Report how many lines hold the string "name". Give the number and nothing else.

[Saved entries]
—————

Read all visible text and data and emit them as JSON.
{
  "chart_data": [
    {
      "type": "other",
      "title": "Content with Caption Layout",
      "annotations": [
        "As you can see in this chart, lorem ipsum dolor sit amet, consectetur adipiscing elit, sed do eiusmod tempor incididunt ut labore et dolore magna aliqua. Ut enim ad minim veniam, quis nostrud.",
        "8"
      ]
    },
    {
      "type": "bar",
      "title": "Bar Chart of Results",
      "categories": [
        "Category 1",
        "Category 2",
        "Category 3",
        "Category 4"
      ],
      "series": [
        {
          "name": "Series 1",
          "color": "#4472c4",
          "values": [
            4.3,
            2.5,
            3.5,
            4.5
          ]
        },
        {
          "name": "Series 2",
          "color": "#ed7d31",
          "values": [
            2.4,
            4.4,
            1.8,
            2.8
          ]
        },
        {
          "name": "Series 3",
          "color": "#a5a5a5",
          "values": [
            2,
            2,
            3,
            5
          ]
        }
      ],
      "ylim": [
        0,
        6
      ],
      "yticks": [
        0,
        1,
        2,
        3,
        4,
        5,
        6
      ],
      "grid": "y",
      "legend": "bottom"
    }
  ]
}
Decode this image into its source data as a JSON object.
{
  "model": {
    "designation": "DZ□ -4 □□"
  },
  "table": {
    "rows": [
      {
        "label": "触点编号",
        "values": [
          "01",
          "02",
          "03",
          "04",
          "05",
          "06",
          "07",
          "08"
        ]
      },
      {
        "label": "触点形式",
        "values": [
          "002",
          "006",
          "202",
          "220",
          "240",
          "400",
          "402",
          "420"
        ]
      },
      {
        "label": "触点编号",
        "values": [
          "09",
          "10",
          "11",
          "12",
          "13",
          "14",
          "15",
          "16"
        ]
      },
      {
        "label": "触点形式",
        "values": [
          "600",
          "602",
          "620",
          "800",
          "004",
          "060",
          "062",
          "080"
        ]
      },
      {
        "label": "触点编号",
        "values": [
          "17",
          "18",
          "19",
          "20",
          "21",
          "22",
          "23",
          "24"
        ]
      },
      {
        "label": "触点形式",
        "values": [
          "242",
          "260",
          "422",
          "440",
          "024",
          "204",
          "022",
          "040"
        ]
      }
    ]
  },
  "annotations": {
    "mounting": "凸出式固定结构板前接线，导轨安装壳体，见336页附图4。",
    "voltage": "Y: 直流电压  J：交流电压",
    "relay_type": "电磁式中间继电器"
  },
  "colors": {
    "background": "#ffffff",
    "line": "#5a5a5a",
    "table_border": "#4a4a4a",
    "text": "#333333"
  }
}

—————

**Task solution**
3